Records shown:
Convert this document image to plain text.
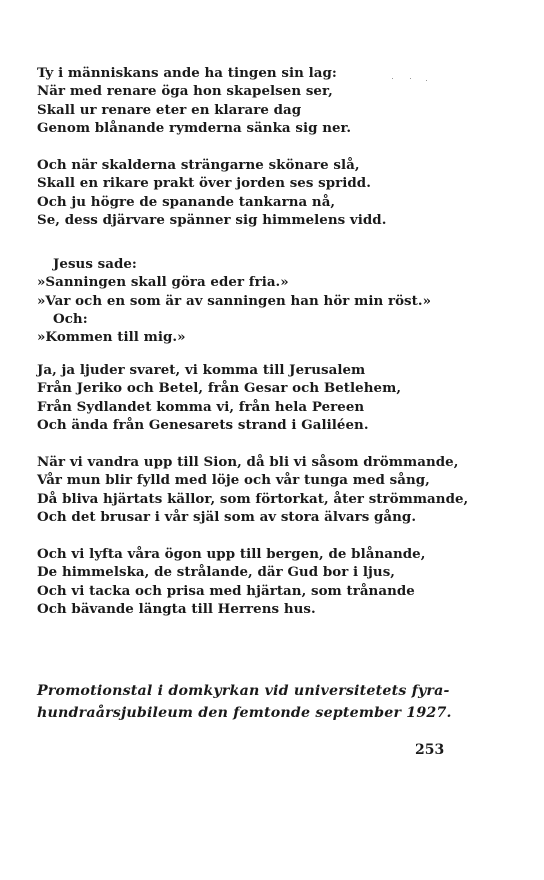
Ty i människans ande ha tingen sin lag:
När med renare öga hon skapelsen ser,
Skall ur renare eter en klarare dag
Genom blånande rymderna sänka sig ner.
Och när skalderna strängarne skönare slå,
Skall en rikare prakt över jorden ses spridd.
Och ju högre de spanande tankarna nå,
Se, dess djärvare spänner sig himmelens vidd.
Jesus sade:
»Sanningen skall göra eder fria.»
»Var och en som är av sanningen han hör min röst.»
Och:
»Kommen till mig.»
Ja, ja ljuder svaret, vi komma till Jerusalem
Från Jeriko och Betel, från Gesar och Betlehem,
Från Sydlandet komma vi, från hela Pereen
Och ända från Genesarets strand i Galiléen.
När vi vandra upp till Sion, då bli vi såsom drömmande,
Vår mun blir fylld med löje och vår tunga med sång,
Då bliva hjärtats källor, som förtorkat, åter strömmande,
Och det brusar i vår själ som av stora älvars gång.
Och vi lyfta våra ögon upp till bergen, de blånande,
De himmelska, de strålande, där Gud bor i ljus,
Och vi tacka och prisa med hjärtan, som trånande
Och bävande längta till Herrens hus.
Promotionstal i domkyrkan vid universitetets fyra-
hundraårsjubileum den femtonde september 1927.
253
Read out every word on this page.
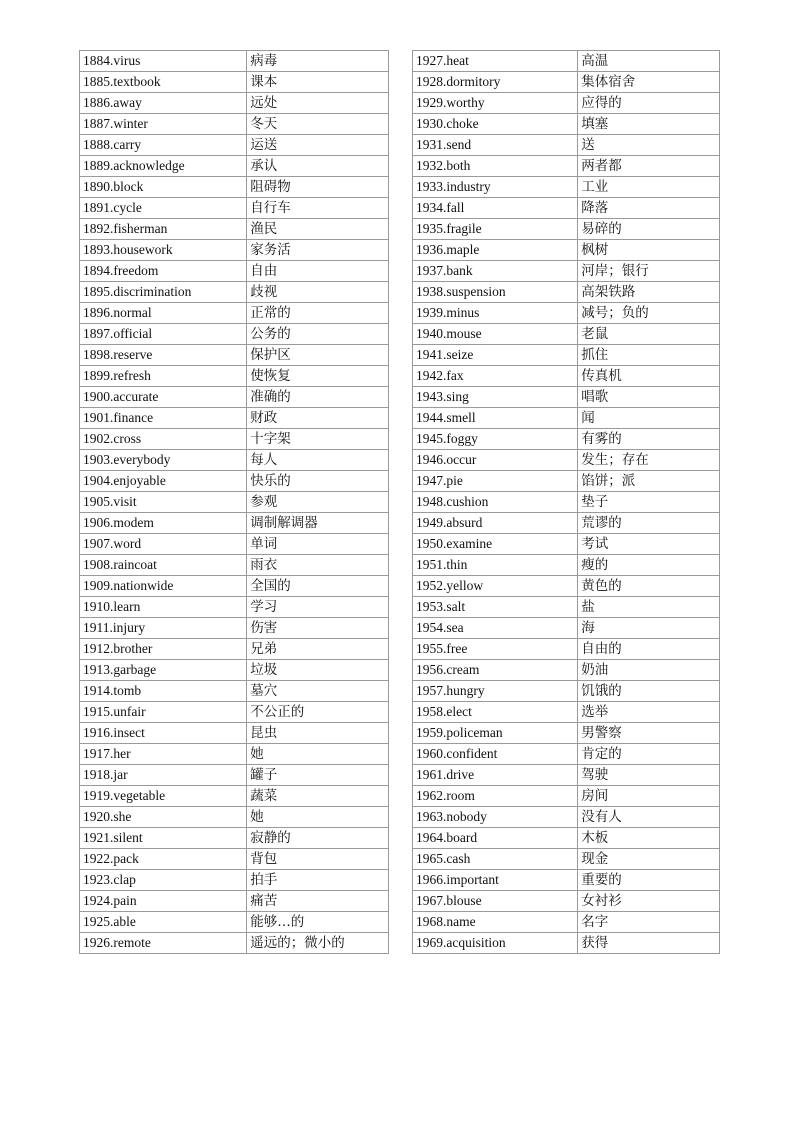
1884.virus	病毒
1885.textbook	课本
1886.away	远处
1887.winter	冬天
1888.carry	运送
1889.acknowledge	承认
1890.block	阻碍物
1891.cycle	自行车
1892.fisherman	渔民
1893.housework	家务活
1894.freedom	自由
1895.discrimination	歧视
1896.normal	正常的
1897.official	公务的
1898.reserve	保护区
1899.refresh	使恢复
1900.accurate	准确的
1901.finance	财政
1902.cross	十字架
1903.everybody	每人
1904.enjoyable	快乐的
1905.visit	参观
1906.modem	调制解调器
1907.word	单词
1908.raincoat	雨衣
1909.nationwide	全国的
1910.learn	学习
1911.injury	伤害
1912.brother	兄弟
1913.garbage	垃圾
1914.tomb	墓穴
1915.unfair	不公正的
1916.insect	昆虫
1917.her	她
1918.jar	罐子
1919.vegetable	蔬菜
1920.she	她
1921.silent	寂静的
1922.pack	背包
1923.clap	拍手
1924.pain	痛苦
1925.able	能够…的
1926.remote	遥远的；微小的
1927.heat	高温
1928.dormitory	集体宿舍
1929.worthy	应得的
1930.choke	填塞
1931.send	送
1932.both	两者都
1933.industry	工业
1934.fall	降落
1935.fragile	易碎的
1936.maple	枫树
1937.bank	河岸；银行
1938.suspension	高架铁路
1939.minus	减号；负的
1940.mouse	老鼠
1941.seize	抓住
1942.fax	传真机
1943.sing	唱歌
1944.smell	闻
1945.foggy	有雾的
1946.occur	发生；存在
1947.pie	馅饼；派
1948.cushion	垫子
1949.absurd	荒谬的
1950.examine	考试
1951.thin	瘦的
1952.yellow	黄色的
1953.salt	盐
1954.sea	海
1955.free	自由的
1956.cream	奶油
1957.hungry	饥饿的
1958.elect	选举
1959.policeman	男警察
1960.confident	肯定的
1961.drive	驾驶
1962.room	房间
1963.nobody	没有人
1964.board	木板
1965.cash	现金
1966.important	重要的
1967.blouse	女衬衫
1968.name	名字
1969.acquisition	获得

What you need to do:
What is needed is an exact reprint of every entry, pictures excluded.

The completed task:
Convert this document image to plain text.
Ty i människans ande ha tingen sin lag:
När med renare öga hon skapelsen ser,
Skall ur renare eter en klarare dag
Genom blånande rymderna sänka sig ner.
Och när skalderna strängarne skönare slå,
Skall en rikare prakt över jorden ses spridd.
Och ju högre de spanande tankarna nå,
Se, dess djärvare spänner sig himmelens vidd.
Jesus sade:
»Sanningen skall göra eder fria.»
»Var och en som är av sanningen han hör min röst.»
Och:
»Kommen till mig.»
Ja, ja ljuder svaret, vi komma till Jerusalem
Från Jeriko och Betel, från Gesar och Betlehem,
Från Sydlandet komma vi, från hela Pereen
Och ända från Genesarets strand i Galiléen.
När vi vandra upp till Sion, då bli vi såsom drömmande,
Vår mun blir fylld med löje och vår tunga med sång,
Då bliva hjärtats källor, som förtorkat, åter strömmande,
Och det brusar i vår själ som av stora älvars gång.
Och vi lyfta våra ögon upp till bergen, de blånande,
De himmelska, de strålande, där Gud bor i ljus,
Och vi tacka och prisa med hjärtan, som trånande
Och bävande längta till Herrens hus.
Promotionstal i domkyrkan vid universitetets fyra-
hundraårsjubileum den femtonde september 1927.
253
Read out every word on this page.
1884.virus	病毒
1885.textbook	课本
1886.away	远处
1887.winter	冬天
1888.carry	运送
1889.acknowledge	承认
1890.block	阻碍物
1891.cycle	自行车
1892.fisherman	渔民
1893.housework	家务活
1894.freedom	自由
1895.discrimination	歧视
1896.normal	正常的
1897.official	公务的
1898.reserve	保护区
1899.refresh	使恢复
1900.accurate	准确的
1901.finance	财政
1902.cross	十字架
1903.everybody	每人
1904.enjoyable	快乐的
1905.visit	参观
1906.modem	调制解调器
1907.word	单词
1908.raincoat	雨衣
1909.nationwide	全国的
1910.learn	学习
1911.injury	伤害
1912.brother	兄弟
1913.garbage	垃圾
1914.tomb	墓穴
1915.unfair	不公正的
1916.insect	昆虫
1917.her	她
1918.jar	罐子
1919.vegetable	蔬菜
1920.she	她
1921.silent	寂静的
1922.pack	背包
1923.clap	拍手
1924.pain	痛苦
1925.able	能够…的
1926.remote	遥远的；微小的
1927.heat	高温
1928.dormitory	集体宿舍
1929.worthy	应得的
1930.choke	填塞
1931.send	送
1932.both	两者都
1933.industry	工业
1934.fall	降落
1935.fragile	易碎的
1936.maple	枫树
1937.bank	河岸；银行
1938.suspension	高架铁路
1939.minus	减号；负的
1940.mouse	老鼠
1941.seize	抓住
1942.fax	传真机
1943.sing	唱歌
1944.smell	闻
1945.foggy	有雾的
1946.occur	发生；存在
1947.pie	馅饼；派
1948.cushion	垫子
1949.absurd	荒谬的
1950.examine	考试
1951.thin	瘦的
1952.yellow	黄色的
1953.salt	盐
1954.sea	海
1955.free	自由的
1956.cream	奶油
1957.hungry	饥饿的
1958.elect	选举
1959.policeman	男警察
1960.confident	肯定的
1961.drive	驾驶
1962.room	房间
1963.nobody	没有人
1964.board	木板
1965.cash	现金
1966.important	重要的
1967.blouse	女衬衫
1968.name	名字
1969.acquisition	获得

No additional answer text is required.